Identify each line in the records below that contains the word "leur", and copy it.

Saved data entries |
++++++++++

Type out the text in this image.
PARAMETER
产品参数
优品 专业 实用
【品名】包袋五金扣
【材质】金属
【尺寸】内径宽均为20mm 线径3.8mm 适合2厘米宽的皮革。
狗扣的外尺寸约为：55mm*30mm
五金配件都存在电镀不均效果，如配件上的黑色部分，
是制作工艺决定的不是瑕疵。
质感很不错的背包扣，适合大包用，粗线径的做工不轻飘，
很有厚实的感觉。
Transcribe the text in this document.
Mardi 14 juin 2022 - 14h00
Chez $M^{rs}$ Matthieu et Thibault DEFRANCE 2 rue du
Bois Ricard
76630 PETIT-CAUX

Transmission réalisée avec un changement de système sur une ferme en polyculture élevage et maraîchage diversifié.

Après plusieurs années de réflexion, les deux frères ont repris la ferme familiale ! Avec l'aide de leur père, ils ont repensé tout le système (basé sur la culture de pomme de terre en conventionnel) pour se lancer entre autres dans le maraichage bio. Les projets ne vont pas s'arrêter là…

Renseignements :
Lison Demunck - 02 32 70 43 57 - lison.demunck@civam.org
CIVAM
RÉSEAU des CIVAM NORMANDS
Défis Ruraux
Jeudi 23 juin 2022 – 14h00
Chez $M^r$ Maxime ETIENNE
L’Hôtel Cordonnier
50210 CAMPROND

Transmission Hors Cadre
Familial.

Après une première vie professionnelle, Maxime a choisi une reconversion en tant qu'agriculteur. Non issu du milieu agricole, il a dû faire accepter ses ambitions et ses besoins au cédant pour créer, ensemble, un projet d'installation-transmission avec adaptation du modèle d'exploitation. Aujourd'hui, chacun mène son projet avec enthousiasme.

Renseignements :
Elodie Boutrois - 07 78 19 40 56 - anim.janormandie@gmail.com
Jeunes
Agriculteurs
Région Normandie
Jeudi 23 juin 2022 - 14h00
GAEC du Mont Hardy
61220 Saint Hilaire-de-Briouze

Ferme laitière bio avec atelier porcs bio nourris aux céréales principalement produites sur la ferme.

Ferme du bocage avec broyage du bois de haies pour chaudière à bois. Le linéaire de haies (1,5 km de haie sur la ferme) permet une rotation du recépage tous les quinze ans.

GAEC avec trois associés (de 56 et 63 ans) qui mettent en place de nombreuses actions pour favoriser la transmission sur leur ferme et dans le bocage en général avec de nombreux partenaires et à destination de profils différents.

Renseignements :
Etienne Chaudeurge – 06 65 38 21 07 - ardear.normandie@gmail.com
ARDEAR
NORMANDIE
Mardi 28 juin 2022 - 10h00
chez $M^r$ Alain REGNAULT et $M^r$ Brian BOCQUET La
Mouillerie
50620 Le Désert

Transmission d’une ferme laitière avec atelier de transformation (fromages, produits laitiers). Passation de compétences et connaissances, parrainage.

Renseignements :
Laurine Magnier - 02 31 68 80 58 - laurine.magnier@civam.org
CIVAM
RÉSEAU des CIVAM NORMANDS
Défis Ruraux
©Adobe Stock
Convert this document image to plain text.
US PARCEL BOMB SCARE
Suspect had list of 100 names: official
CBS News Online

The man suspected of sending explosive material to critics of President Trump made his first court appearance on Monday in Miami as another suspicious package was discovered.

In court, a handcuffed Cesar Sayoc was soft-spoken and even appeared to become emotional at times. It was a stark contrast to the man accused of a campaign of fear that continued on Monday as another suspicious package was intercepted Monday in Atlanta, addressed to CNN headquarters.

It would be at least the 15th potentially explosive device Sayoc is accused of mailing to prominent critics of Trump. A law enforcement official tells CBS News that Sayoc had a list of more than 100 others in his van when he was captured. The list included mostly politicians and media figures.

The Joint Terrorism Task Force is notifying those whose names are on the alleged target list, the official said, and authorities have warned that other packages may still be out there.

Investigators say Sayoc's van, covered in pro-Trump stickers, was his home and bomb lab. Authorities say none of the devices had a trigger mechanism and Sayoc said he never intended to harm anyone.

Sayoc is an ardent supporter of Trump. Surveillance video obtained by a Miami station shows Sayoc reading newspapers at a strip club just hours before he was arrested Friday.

++++++++++

SOLUTION |
Après plusieurs années de réflexion, les deux frères ont repris la ferme familiale ! Avec l'aide de leur père, ils ont repensé tout le système (basé sur la culture de pomme de terre en conventionnel) pour se lancer entre autres dans le maraichage bio. Les projets ne vont pas s'arrêter là…
GAEC avec trois associés (de 56 et 63 ans) qui mettent en place de nombreuses actions pour favoriser la transmission sur leur ferme et dans le bocage en général avec de nombreux partenaires et à destination de profils différents.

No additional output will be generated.